* [Problem description] Write each line out again exactly as written.
··· Records shown ···
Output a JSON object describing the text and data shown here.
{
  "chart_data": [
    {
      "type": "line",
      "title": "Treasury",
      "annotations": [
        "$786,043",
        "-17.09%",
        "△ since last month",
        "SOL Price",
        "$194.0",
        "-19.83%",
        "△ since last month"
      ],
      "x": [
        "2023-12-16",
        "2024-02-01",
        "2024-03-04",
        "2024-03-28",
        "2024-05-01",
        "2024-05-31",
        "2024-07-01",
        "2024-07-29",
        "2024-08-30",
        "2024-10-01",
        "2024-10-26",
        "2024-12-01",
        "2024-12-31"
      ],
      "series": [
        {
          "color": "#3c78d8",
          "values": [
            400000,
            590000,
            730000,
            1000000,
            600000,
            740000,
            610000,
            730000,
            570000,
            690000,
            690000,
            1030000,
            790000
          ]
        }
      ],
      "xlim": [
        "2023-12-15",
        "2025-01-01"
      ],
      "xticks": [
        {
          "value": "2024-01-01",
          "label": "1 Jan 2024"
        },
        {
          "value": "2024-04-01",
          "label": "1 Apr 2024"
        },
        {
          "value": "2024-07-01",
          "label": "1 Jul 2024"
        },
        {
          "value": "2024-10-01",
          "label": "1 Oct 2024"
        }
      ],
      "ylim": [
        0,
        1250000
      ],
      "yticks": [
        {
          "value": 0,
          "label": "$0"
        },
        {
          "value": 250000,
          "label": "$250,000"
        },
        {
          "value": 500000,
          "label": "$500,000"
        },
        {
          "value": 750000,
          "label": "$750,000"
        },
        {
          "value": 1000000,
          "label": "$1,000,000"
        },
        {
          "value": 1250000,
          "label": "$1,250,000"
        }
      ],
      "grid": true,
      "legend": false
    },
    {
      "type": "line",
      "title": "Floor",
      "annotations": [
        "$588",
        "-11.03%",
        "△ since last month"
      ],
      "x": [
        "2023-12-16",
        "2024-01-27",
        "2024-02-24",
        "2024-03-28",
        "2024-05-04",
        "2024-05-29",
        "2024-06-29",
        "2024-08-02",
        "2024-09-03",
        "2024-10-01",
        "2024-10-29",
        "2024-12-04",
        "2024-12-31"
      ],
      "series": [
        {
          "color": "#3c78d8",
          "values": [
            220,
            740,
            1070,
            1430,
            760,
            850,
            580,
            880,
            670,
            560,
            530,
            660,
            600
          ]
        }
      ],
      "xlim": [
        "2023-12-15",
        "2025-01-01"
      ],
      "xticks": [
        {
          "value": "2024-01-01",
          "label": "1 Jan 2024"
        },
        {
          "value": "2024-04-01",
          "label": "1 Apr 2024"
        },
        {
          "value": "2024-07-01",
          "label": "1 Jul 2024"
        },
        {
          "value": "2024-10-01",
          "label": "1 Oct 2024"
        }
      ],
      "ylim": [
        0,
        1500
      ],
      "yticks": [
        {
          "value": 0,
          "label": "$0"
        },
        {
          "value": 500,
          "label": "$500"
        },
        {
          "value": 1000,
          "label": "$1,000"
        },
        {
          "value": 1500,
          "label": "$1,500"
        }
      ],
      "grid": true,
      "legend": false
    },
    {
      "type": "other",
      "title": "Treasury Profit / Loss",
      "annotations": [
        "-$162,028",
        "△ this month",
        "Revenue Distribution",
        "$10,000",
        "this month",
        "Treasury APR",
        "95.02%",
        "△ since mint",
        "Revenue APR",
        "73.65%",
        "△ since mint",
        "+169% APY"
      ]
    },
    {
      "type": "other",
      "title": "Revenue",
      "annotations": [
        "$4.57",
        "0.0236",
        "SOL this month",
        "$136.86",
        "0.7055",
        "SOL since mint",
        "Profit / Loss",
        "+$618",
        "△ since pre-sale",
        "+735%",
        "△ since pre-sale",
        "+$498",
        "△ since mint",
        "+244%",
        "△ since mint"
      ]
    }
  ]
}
···
* [Complete output]
Output a JSON object describing the text and data shown here.
{
  "chart_data": [
    {
      "type": "line",
      "title": "Treasury",
      "annotations": [
        "$786,043",
        "-17.09%",
        "△ since last month",
        "SOL Price",
        "$194.0",
        "-19.83%",
        "△ since last month"
      ],
      "x": [
        "2023-12-16",
        "2024-02-01",
        "2024-03-04",
        "2024-03-28",
        "2024-05-01",
        "2024-05-31",
        "2024-07-01",
        "2024-07-29",
        "2024-08-30",
        "2024-10-01",
        "2024-10-26",
        "2024-12-01",
        "2024-12-31"
      ],
      "series": [
        {
          "color": "#3c78d8",
          "values": [
            400000,
            590000,
            730000,
            1000000,
            600000,
            740000,
            610000,
            730000,
            570000,
            690000,
            690000,
            1030000,
            790000
          ]
        }
      ],
      "xlim": [
        "2023-12-15",
        "2025-01-01"
      ],
      "xticks": [
        {
          "value": "2024-01-01",
          "label": "1 Jan 2024"
        },
        {
          "value": "2024-04-01",
          "label": "1 Apr 2024"
        },
        {
          "value": "2024-07-01",
          "label": "1 Jul 2024"
        },
        {
          "value": "2024-10-01",
          "label": "1 Oct 2024"
        }
      ],
      "ylim": [
        0,
        1250000
      ],
      "yticks": [
        {
          "value": 0,
          "label": "$0"
        },
        {
          "value": 250000,
          "label": "$250,000"
        },
        {
          "value": 500000,
          "label": "$500,000"
        },
        {
          "value": 750000,
          "label": "$750,000"
        },
        {
          "value": 1000000,
          "label": "$1,000,000"
        },
        {
          "value": 1250000,
          "label": "$1,250,000"
        }
      ],
      "grid": true,
      "legend": false
    },
    {
      "type": "line",
      "title": "Floor",
      "annotations": [
        "$588",
        "-11.03%",
        "△ since last month"
      ],
      "x": [
        "2023-12-16",
        "2024-01-27",
        "2024-02-24",
        "2024-03-28",
        "2024-05-04",
        "2024-05-29",
        "2024-06-29",
        "2024-08-02",
        "2024-09-03",
        "2024-10-01",
        "2024-10-29",
        "2024-12-04",
        "2024-12-31"
      ],
      "series": [
        {
          "color": "#3c78d8",
          "values": [
            220,
            740,
            1070,
            1430,
            760,
            850,
            580,
            880,
            670,
            560,
            530,
            660,
            600
          ]
        }
      ],
      "xlim": [
        "2023-12-15",
        "2025-01-01"
      ],
      "xticks": [
        {
          "value": "2024-01-01",
          "label": "1 Jan 2024"
        },
        {
          "value": "2024-04-01",
          "label": "1 Apr 2024"
        },
        {
          "value": "2024-07-01",
          "label": "1 Jul 2024"
        },
        {
          "value": "2024-10-01",
          "label": "1 Oct 2024"
        }
      ],
      "ylim": [
        0,
        1500
      ],
      "yticks": [
        {
          "value": 0,
          "label": "$0"
        },
        {
          "value": 500,
          "label": "$500"
        },
        {
          "value": 1000,
          "label": "$1,000"
        },
        {
          "value": 1500,
          "label": "$1,500"
        }
      ],
      "grid": true,
      "legend": false
    },
    {
      "type": "other",
      "title": "Treasury Profit / Loss",
      "annotations": [
        "-$162,028",
        "△ this month",
        "Revenue Distribution",
        "$10,000",
        "this month",
        "Treasury APR",
        "95.02%",
        "△ since mint",
        "Revenue APR",
        "73.65%",
        "△ since mint",
        "+169% APY"
      ]
    },
    {
      "type": "other",
      "title": "Revenue",
      "annotations": [
        "$4.57",
        "0.0236",
        "SOL this month",
        "$136.86",
        "0.7055",
        "SOL since mint",
        "Profit / Loss",
        "+$618",
        "△ since pre-sale",
        "+735%",
        "△ since pre-sale",
        "+$498",
        "△ since mint",
        "+244%",
        "△ since mint"
      ]
    }
  ]
}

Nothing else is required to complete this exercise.